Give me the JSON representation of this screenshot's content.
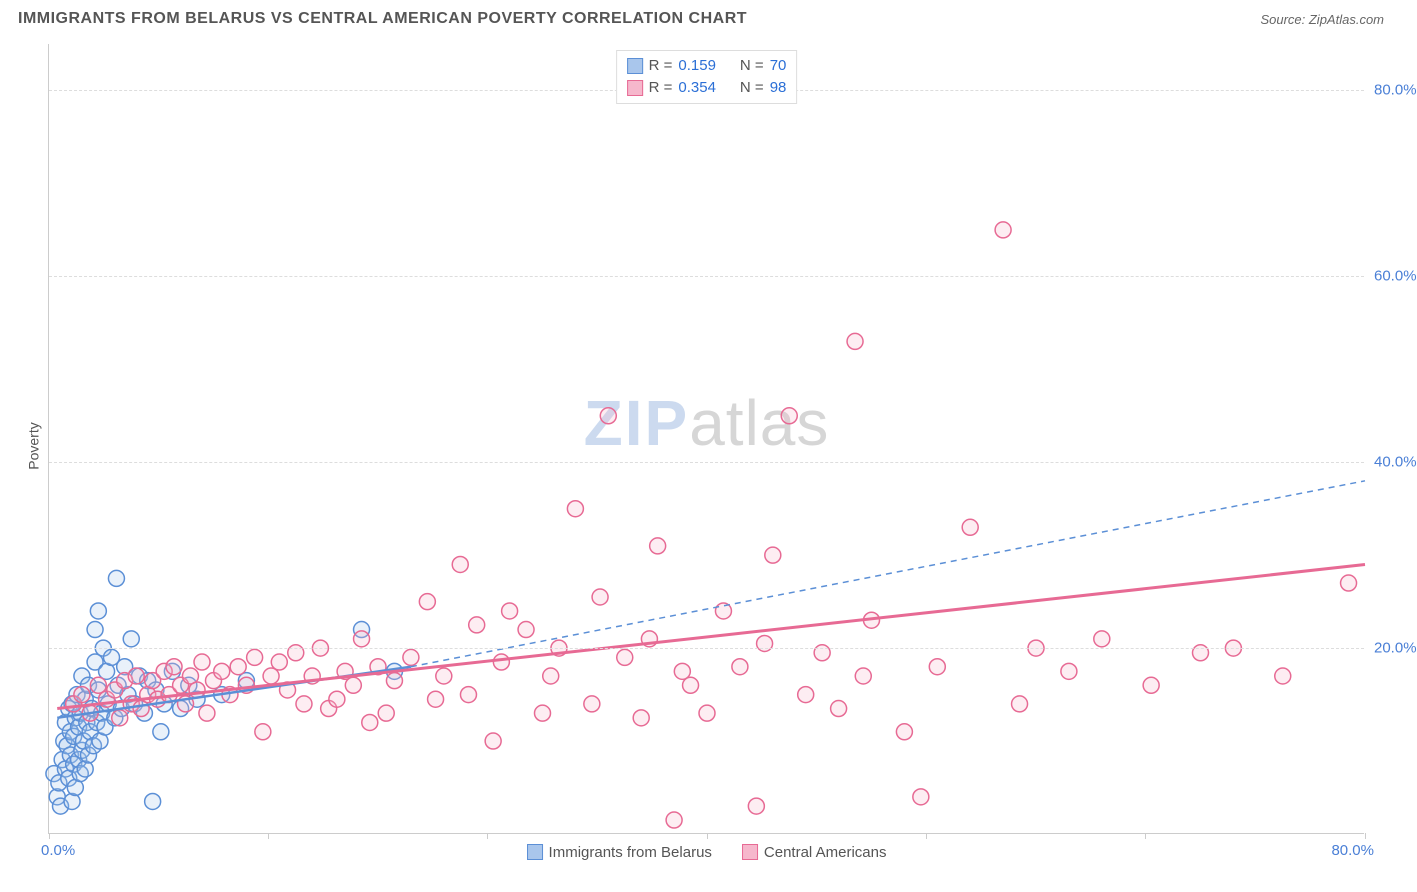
{
  "title": "IMMIGRANTS FROM BELARUS VS CENTRAL AMERICAN POVERTY CORRELATION CHART",
  "source_label": "Source: ZipAtlas.com",
  "y_axis_label": "Poverty",
  "watermark": {
    "part1": "ZIP",
    "part2": "atlas"
  },
  "chart": {
    "type": "scatter",
    "background_color": "#ffffff",
    "grid_color": "#dddddd",
    "axis_color": "#cccccc",
    "tick_label_color": "#4a7fd6",
    "tick_fontsize": 15,
    "title_fontsize": 16,
    "title_color": "#555555",
    "xlim": [
      0,
      80
    ],
    "ylim": [
      0,
      85
    ],
    "y_ticks": [
      20,
      40,
      60,
      80
    ],
    "y_tick_labels": [
      "20.0%",
      "40.0%",
      "60.0%",
      "80.0%"
    ],
    "x_tick_positions": [
      0,
      13.3,
      26.6,
      40,
      53.3,
      66.6,
      80
    ],
    "x_origin_label": "0.0%",
    "x_max_label": "80.0%",
    "marker_radius": 8,
    "marker_stroke_width": 1.5,
    "marker_fill_opacity": 0.25,
    "series": [
      {
        "name": "Immigrants from Belarus",
        "color": "#5b8fd6",
        "fill": "#a9c6ec",
        "R": "0.159",
        "N": "70",
        "trend": {
          "x1": 0.5,
          "y1": 12.5,
          "x2": 22,
          "y2": 18,
          "solid_width": 2.5,
          "dash": "6,5",
          "dash_x2": 80,
          "dash_y2": 38
        },
        "points": [
          [
            0.3,
            6.5
          ],
          [
            0.5,
            4.0
          ],
          [
            0.6,
            5.5
          ],
          [
            0.7,
            3.0
          ],
          [
            0.8,
            8.0
          ],
          [
            0.9,
            10.0
          ],
          [
            1.0,
            7.0
          ],
          [
            1.0,
            12.0
          ],
          [
            1.1,
            9.5
          ],
          [
            1.2,
            6.0
          ],
          [
            1.2,
            13.5
          ],
          [
            1.3,
            8.5
          ],
          [
            1.3,
            11.0
          ],
          [
            1.4,
            3.5
          ],
          [
            1.4,
            14.0
          ],
          [
            1.5,
            7.5
          ],
          [
            1.5,
            10.5
          ],
          [
            1.6,
            12.5
          ],
          [
            1.6,
            5.0
          ],
          [
            1.7,
            15.0
          ],
          [
            1.8,
            8.0
          ],
          [
            1.8,
            11.5
          ],
          [
            1.9,
            6.5
          ],
          [
            1.9,
            13.0
          ],
          [
            2.0,
            9.0
          ],
          [
            2.0,
            17.0
          ],
          [
            2.1,
            10.0
          ],
          [
            2.2,
            7.0
          ],
          [
            2.2,
            14.5
          ],
          [
            2.3,
            12.0
          ],
          [
            2.4,
            8.5
          ],
          [
            2.4,
            16.0
          ],
          [
            2.5,
            11.0
          ],
          [
            2.6,
            13.5
          ],
          [
            2.7,
            9.5
          ],
          [
            2.8,
            18.5
          ],
          [
            2.8,
            22.0
          ],
          [
            2.9,
            12.0
          ],
          [
            3.0,
            15.5
          ],
          [
            3.0,
            24.0
          ],
          [
            3.1,
            10.0
          ],
          [
            3.2,
            13.0
          ],
          [
            3.3,
            20.0
          ],
          [
            3.4,
            11.5
          ],
          [
            3.5,
            17.5
          ],
          [
            3.6,
            14.0
          ],
          [
            3.8,
            19.0
          ],
          [
            4.0,
            12.5
          ],
          [
            4.1,
            27.5
          ],
          [
            4.2,
            16.0
          ],
          [
            4.4,
            13.5
          ],
          [
            4.6,
            18.0
          ],
          [
            4.8,
            15.0
          ],
          [
            5.0,
            21.0
          ],
          [
            5.2,
            14.0
          ],
          [
            5.5,
            17.0
          ],
          [
            5.8,
            13.0
          ],
          [
            6.0,
            16.5
          ],
          [
            6.3,
            3.5
          ],
          [
            6.5,
            15.5
          ],
          [
            6.8,
            11.0
          ],
          [
            7.0,
            14.0
          ],
          [
            7.5,
            17.5
          ],
          [
            8.0,
            13.5
          ],
          [
            8.5,
            16.0
          ],
          [
            9.0,
            14.5
          ],
          [
            10.5,
            15.0
          ],
          [
            12.0,
            16.5
          ],
          [
            19.0,
            22.0
          ],
          [
            21.0,
            17.5
          ]
        ]
      },
      {
        "name": "Central Americans",
        "color": "#e76a94",
        "fill": "#f6b7cc",
        "R": "0.354",
        "N": "98",
        "trend": {
          "x1": 0.5,
          "y1": 13.5,
          "x2": 80,
          "y2": 29,
          "solid_width": 3,
          "dash": null
        },
        "points": [
          [
            1.5,
            14.0
          ],
          [
            2.0,
            15.0
          ],
          [
            2.5,
            13.0
          ],
          [
            3.0,
            16.0
          ],
          [
            3.5,
            14.5
          ],
          [
            4.0,
            15.5
          ],
          [
            4.3,
            12.5
          ],
          [
            4.6,
            16.5
          ],
          [
            5.0,
            14.0
          ],
          [
            5.3,
            17.0
          ],
          [
            5.6,
            13.5
          ],
          [
            6.0,
            15.0
          ],
          [
            6.3,
            16.5
          ],
          [
            6.6,
            14.5
          ],
          [
            7.0,
            17.5
          ],
          [
            7.3,
            15.0
          ],
          [
            7.6,
            18.0
          ],
          [
            8.0,
            16.0
          ],
          [
            8.3,
            14.0
          ],
          [
            8.6,
            17.0
          ],
          [
            9.0,
            15.5
          ],
          [
            9.3,
            18.5
          ],
          [
            9.6,
            13.0
          ],
          [
            10.0,
            16.5
          ],
          [
            10.5,
            17.5
          ],
          [
            11.0,
            15.0
          ],
          [
            11.5,
            18.0
          ],
          [
            12.0,
            16.0
          ],
          [
            12.5,
            19.0
          ],
          [
            13.0,
            11.0
          ],
          [
            13.5,
            17.0
          ],
          [
            14.0,
            18.5
          ],
          [
            14.5,
            15.5
          ],
          [
            15.0,
            19.5
          ],
          [
            15.5,
            14.0
          ],
          [
            16.0,
            17.0
          ],
          [
            16.5,
            20.0
          ],
          [
            17.0,
            13.5
          ],
          [
            17.5,
            14.5
          ],
          [
            18.0,
            17.5
          ],
          [
            18.5,
            16.0
          ],
          [
            19.0,
            21.0
          ],
          [
            19.5,
            12.0
          ],
          [
            20.0,
            18.0
          ],
          [
            20.5,
            13.0
          ],
          [
            21.0,
            16.5
          ],
          [
            22.0,
            19.0
          ],
          [
            23.0,
            25.0
          ],
          [
            23.5,
            14.5
          ],
          [
            24.0,
            17.0
          ],
          [
            25.0,
            29.0
          ],
          [
            25.5,
            15.0
          ],
          [
            26.0,
            22.5
          ],
          [
            27.0,
            10.0
          ],
          [
            27.5,
            18.5
          ],
          [
            28.0,
            24.0
          ],
          [
            29.0,
            22.0
          ],
          [
            30.0,
            13.0
          ],
          [
            30.5,
            17.0
          ],
          [
            31.0,
            20.0
          ],
          [
            32.0,
            35.0
          ],
          [
            33.0,
            14.0
          ],
          [
            33.5,
            25.5
          ],
          [
            34.0,
            45.0
          ],
          [
            35.0,
            19.0
          ],
          [
            36.0,
            12.5
          ],
          [
            36.5,
            21.0
          ],
          [
            37.0,
            31.0
          ],
          [
            38.0,
            1.5
          ],
          [
            38.5,
            17.5
          ],
          [
            39.0,
            16.0
          ],
          [
            40.0,
            13.0
          ],
          [
            41.0,
            24.0
          ],
          [
            42.0,
            18.0
          ],
          [
            43.0,
            3.0
          ],
          [
            43.5,
            20.5
          ],
          [
            44.0,
            30.0
          ],
          [
            45.0,
            45.0
          ],
          [
            46.0,
            15.0
          ],
          [
            47.0,
            19.5
          ],
          [
            48.0,
            13.5
          ],
          [
            49.0,
            53.0
          ],
          [
            49.5,
            17.0
          ],
          [
            50.0,
            23.0
          ],
          [
            52.0,
            11.0
          ],
          [
            53.0,
            4.0
          ],
          [
            54.0,
            18.0
          ],
          [
            56.0,
            33.0
          ],
          [
            58.0,
            65.0
          ],
          [
            59.0,
            14.0
          ],
          [
            60.0,
            20.0
          ],
          [
            62.0,
            17.5
          ],
          [
            64.0,
            21.0
          ],
          [
            67.0,
            16.0
          ],
          [
            70.0,
            19.5
          ],
          [
            72.0,
            20.0
          ],
          [
            75.0,
            17.0
          ],
          [
            79.0,
            27.0
          ]
        ]
      }
    ],
    "legend_top": {
      "R_label": "R =",
      "N_label": "N ="
    },
    "legend_bottom": [
      {
        "label": "Immigrants from Belarus",
        "color": "#5b8fd6",
        "fill": "#a9c6ec"
      },
      {
        "label": "Central Americans",
        "color": "#e76a94",
        "fill": "#f6b7cc"
      }
    ]
  }
}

*Exercise instructions*
Pick out and copy the lines of the material that include the word "Americans".

*Exercise answer*
        "name": "Central Americans",
        "label": "Central Americans",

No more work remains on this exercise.